MATERIAL SUPPLIED
++++

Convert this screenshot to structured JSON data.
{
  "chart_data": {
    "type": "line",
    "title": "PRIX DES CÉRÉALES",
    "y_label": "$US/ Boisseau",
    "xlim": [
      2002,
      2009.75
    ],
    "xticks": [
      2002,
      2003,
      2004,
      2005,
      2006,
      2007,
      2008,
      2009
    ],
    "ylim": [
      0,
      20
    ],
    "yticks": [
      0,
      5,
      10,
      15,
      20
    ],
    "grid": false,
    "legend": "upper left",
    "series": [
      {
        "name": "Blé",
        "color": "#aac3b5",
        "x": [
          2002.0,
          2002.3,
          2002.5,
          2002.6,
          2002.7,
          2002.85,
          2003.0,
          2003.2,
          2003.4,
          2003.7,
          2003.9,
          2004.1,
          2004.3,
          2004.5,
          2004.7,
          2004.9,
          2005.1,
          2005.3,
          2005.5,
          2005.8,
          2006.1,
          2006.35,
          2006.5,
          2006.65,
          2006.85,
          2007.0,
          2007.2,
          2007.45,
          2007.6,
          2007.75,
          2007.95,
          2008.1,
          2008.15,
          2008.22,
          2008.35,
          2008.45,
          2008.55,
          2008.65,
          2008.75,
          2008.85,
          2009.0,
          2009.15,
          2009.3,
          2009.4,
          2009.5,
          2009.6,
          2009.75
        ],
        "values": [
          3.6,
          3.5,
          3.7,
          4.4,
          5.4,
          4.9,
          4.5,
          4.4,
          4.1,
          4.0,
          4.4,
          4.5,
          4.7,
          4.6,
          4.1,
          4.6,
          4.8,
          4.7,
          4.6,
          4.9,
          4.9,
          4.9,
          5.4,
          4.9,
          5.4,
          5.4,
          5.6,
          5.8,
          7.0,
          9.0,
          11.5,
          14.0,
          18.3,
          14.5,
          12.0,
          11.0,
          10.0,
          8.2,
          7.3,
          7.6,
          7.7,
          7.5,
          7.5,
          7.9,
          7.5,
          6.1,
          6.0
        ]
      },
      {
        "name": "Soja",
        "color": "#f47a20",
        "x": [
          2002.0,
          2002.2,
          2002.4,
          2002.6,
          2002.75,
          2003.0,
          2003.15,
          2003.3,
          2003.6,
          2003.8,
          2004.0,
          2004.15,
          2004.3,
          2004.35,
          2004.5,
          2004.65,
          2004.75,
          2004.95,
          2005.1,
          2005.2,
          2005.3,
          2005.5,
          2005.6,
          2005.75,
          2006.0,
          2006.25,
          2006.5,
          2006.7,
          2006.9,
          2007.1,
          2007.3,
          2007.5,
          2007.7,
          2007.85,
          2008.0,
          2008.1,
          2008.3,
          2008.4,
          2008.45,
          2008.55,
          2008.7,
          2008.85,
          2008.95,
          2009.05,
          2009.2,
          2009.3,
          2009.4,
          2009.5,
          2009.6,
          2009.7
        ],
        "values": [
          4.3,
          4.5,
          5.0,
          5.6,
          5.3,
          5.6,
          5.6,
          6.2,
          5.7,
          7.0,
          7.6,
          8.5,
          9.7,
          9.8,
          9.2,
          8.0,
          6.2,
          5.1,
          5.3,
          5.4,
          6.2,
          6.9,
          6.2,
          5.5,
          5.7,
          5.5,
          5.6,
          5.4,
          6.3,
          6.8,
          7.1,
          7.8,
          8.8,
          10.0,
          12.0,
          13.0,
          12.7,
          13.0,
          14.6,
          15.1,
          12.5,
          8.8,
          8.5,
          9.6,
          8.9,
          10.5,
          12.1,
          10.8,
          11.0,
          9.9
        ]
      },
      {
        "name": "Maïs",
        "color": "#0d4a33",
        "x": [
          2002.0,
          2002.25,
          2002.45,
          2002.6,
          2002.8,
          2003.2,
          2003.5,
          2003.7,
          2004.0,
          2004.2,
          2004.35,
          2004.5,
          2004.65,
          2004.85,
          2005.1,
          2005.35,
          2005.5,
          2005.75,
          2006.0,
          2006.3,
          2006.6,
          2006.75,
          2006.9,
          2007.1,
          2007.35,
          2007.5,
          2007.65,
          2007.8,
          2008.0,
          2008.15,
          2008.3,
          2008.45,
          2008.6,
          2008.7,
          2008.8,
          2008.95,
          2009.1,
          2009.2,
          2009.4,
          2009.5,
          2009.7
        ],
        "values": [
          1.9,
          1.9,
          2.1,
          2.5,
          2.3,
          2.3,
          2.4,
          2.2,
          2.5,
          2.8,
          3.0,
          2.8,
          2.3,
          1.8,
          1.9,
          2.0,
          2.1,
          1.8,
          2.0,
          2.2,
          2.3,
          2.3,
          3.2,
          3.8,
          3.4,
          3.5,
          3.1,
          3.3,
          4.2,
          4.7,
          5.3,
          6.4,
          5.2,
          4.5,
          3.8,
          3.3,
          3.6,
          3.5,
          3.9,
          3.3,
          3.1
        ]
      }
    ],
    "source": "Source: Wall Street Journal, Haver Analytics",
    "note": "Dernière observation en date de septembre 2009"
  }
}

++++

STATED EXERCISE
Please repeat all the records above exactly as they appear.

TASK RESULT
Convert this screenshot to structured JSON data.
{
  "chart_data": {
    "type": "line",
    "title": "PRIX DES CÉRÉALES",
    "y_label": "$US/ Boisseau",
    "xlim": [
      2002,
      2009.75
    ],
    "xticks": [
      2002,
      2003,
      2004,
      2005,
      2006,
      2007,
      2008,
      2009
    ],
    "ylim": [
      0,
      20
    ],
    "yticks": [
      0,
      5,
      10,
      15,
      20
    ],
    "grid": false,
    "legend": "upper left",
    "series": [
      {
        "name": "Blé",
        "color": "#aac3b5",
        "x": [
          2002.0,
          2002.3,
          2002.5,
          2002.6,
          2002.7,
          2002.85,
          2003.0,
          2003.2,
          2003.4,
          2003.7,
          2003.9,
          2004.1,
          2004.3,
          2004.5,
          2004.7,
          2004.9,
          2005.1,
          2005.3,
          2005.5,
          2005.8,
          2006.1,
          2006.35,
          2006.5,
          2006.65,
          2006.85,
          2007.0,
          2007.2,
          2007.45,
          2007.6,
          2007.75,
          2007.95,
          2008.1,
          2008.15,
          2008.22,
          2008.35,
          2008.45,
          2008.55,
          2008.65,
          2008.75,
          2008.85,
          2009.0,
          2009.15,
          2009.3,
          2009.4,
          2009.5,
          2009.6,
          2009.75
        ],
        "values": [
          3.6,
          3.5,
          3.7,
          4.4,
          5.4,
          4.9,
          4.5,
          4.4,
          4.1,
          4.0,
          4.4,
          4.5,
          4.7,
          4.6,
          4.1,
          4.6,
          4.8,
          4.7,
          4.6,
          4.9,
          4.9,
          4.9,
          5.4,
          4.9,
          5.4,
          5.4,
          5.6,
          5.8,
          7.0,
          9.0,
          11.5,
          14.0,
          18.3,
          14.5,
          12.0,
          11.0,
          10.0,
          8.2,
          7.3,
          7.6,
          7.7,
          7.5,
          7.5,
          7.9,
          7.5,
          6.1,
          6.0
        ]
      },
      {
        "name": "Soja",
        "color": "#f47a20",
        "x": [
          2002.0,
          2002.2,
          2002.4,
          2002.6,
          2002.75,
          2003.0,
          2003.15,
          2003.3,
          2003.6,
          2003.8,
          2004.0,
          2004.15,
          2004.3,
          2004.35,
          2004.5,
          2004.65,
          2004.75,
          2004.95,
          2005.1,
          2005.2,
          2005.3,
          2005.5,
          2005.6,
          2005.75,
          2006.0,
          2006.25,
          2006.5,
          2006.7,
          2006.9,
          2007.1,
          2007.3,
          2007.5,
          2007.7,
          2007.85,
          2008.0,
          2008.1,
          2008.3,
          2008.4,
          2008.45,
          2008.55,
          2008.7,
          2008.85,
          2008.95,
          2009.05,
          2009.2,
          2009.3,
          2009.4,
          2009.5,
          2009.6,
          2009.7
        ],
        "values": [
          4.3,
          4.5,
          5.0,
          5.6,
          5.3,
          5.6,
          5.6,
          6.2,
          5.7,
          7.0,
          7.6,
          8.5,
          9.7,
          9.8,
          9.2,
          8.0,
          6.2,
          5.1,
          5.3,
          5.4,
          6.2,
          6.9,
          6.2,
          5.5,
          5.7,
          5.5,
          5.6,
          5.4,
          6.3,
          6.8,
          7.1,
          7.8,
          8.8,
          10.0,
          12.0,
          13.0,
          12.7,
          13.0,
          14.6,
          15.1,
          12.5,
          8.8,
          8.5,
          9.6,
          8.9,
          10.5,
          12.1,
          10.8,
          11.0,
          9.9
        ]
      },
      {
        "name": "Maïs",
        "color": "#0d4a33",
        "x": [
          2002.0,
          2002.25,
          2002.45,
          2002.6,
          2002.8,
          2003.2,
          2003.5,
          2003.7,
          2004.0,
          2004.2,
          2004.35,
          2004.5,
          2004.65,
          2004.85,
          2005.1,
          2005.35,
          2005.5,
          2005.75,
          2006.0,
          2006.3,
          2006.6,
          2006.75,
          2006.9,
          2007.1,
          2007.35,
          2007.5,
          2007.65,
          2007.8,
          2008.0,
          2008.15,
          2008.3,
          2008.45,
          2008.6,
          2008.7,
          2008.8,
          2008.95,
          2009.1,
          2009.2,
          2009.4,
          2009.5,
          2009.7
        ],
        "values": [
          1.9,
          1.9,
          2.1,
          2.5,
          2.3,
          2.3,
          2.4,
          2.2,
          2.5,
          2.8,
          3.0,
          2.8,
          2.3,
          1.8,
          1.9,
          2.0,
          2.1,
          1.8,
          2.0,
          2.2,
          2.3,
          2.3,
          3.2,
          3.8,
          3.4,
          3.5,
          3.1,
          3.3,
          4.2,
          4.7,
          5.3,
          6.4,
          5.2,
          4.5,
          3.8,
          3.3,
          3.6,
          3.5,
          3.9,
          3.3,
          3.1
        ]
      }
    ],
    "source": "Source: Wall Street Journal, Haver Analytics",
    "note": "Dernière observation en date de septembre 2009"
  }
}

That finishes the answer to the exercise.